YOUR GOAL:
Output all lines exactly, with nothing added or dropped.

MATERIAL TO PROCESS:
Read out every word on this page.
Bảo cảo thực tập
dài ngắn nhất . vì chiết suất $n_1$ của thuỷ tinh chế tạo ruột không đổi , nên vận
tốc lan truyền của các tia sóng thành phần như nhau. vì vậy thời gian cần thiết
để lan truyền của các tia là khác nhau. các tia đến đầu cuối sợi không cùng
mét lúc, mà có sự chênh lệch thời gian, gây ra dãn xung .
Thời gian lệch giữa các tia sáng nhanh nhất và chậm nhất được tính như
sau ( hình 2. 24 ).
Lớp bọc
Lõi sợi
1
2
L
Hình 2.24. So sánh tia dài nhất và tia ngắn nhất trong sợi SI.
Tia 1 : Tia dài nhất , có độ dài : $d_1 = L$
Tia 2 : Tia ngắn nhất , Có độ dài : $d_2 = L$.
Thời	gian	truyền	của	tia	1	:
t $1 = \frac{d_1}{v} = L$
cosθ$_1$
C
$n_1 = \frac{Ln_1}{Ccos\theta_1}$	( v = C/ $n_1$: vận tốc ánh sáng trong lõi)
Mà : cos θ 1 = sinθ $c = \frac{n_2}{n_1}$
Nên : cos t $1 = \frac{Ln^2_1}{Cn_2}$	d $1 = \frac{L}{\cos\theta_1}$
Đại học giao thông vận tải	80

RESULT OF THE TASK:
Read out every word on this page.
Bảo cảo thực tập
dài ngắn nhất . vì chiết suất $n_1$ của thuỷ tinh chế tạo ruột không đổi , nên vận
tốc lan truyền của các tia sóng thành phần như nhau. vì vậy thời gian cần thiết
để lan truyền của các tia là khác nhau. các tia đến đầu cuối sợi không cùng
mét lúc, mà có sự chênh lệch thời gian, gây ra dãn xung .
Thời gian lệch giữa các tia sáng nhanh nhất và chậm nhất được tính như
sau ( hình 2. 24 ).
Lớp bọc
Lõi sợi
1
2
L
Hình 2.24. So sánh tia dài nhất và tia ngắn nhất trong sợi SI.
Tia 1 : Tia dài nhất , có độ dài : $d_1 = L$
Tia 2 : Tia ngắn nhất , Có độ dài : $d_2 = L$.
Thời	gian	truyền	của	tia	1	:
t $1 = \frac{d_1}{v} = L$
cosθ$_1$
C
$n_1 = \frac{Ln_1}{Ccos\theta_1}$	( v = C/ $n_1$: vận tốc ánh sáng trong lõi)
Mà : cos θ 1 = sinθ $c = \frac{n_2}{n_1}$
Nên : cos t $1 = \frac{Ln^2_1}{Cn_2}$	d $1 = \frac{L}{\cos\theta_1}$
Đại học giao thông vận tải	80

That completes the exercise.